## The request
Reproduce each record exactly.

## Record excerpts
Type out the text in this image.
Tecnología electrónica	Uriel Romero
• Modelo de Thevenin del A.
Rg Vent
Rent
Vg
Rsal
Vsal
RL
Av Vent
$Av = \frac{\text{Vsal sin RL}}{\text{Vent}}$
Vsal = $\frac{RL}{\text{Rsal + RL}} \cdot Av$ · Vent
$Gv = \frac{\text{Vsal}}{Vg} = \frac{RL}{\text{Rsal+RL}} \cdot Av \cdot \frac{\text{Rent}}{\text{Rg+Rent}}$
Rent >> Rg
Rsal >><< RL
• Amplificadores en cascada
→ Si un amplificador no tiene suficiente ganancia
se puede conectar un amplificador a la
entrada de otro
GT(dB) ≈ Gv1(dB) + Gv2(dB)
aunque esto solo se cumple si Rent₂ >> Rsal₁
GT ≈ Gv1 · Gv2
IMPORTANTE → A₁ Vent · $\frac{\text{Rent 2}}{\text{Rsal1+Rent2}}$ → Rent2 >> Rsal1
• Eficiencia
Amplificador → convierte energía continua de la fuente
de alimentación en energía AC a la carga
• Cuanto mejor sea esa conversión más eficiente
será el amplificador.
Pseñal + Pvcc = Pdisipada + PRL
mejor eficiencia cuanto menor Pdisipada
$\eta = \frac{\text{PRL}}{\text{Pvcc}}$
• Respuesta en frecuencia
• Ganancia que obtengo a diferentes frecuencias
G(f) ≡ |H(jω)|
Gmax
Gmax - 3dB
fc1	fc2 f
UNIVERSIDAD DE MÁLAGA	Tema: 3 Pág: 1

## Solution
Type out the text in this image.
Tecnología electrónica	Uriel Romero
• Modelo de Thevenin del A.
Rg Vent
Rent
Vg
Rsal
Vsal
RL
Av Vent
$Av = \frac{\text{Vsal sin RL}}{\text{Vent}}$
Vsal = $\frac{RL}{\text{Rsal + RL}} \cdot Av$ · Vent
$Gv = \frac{\text{Vsal}}{Vg} = \frac{RL}{\text{Rsal+RL}} \cdot Av \cdot \frac{\text{Rent}}{\text{Rg+Rent}}$
Rent >> Rg
Rsal >><< RL
• Amplificadores en cascada
→ Si un amplificador no tiene suficiente ganancia
se puede conectar un amplificador a la
entrada de otro
GT(dB) ≈ Gv1(dB) + Gv2(dB)
aunque esto solo se cumple si Rent₂ >> Rsal₁
GT ≈ Gv1 · Gv2
IMPORTANTE → A₁ Vent · $\frac{\text{Rent 2}}{\text{Rsal1+Rent2}}$ → Rent2 >> Rsal1
• Eficiencia
Amplificador → convierte energía continua de la fuente
de alimentación en energía AC a la carga
• Cuanto mejor sea esa conversión más eficiente
será el amplificador.
Pseñal + Pvcc = Pdisipada + PRL
mejor eficiencia cuanto menor Pdisipada
$\eta = \frac{\text{PRL}}{\text{Pvcc}}$
• Respuesta en frecuencia
• Ganancia que obtengo a diferentes frecuencias
G(f) ≡ |H(jω)|
Gmax
Gmax - 3dB
fc1	fc2 f
UNIVERSIDAD DE MÁLAGA	Tema: 3 Pág: 1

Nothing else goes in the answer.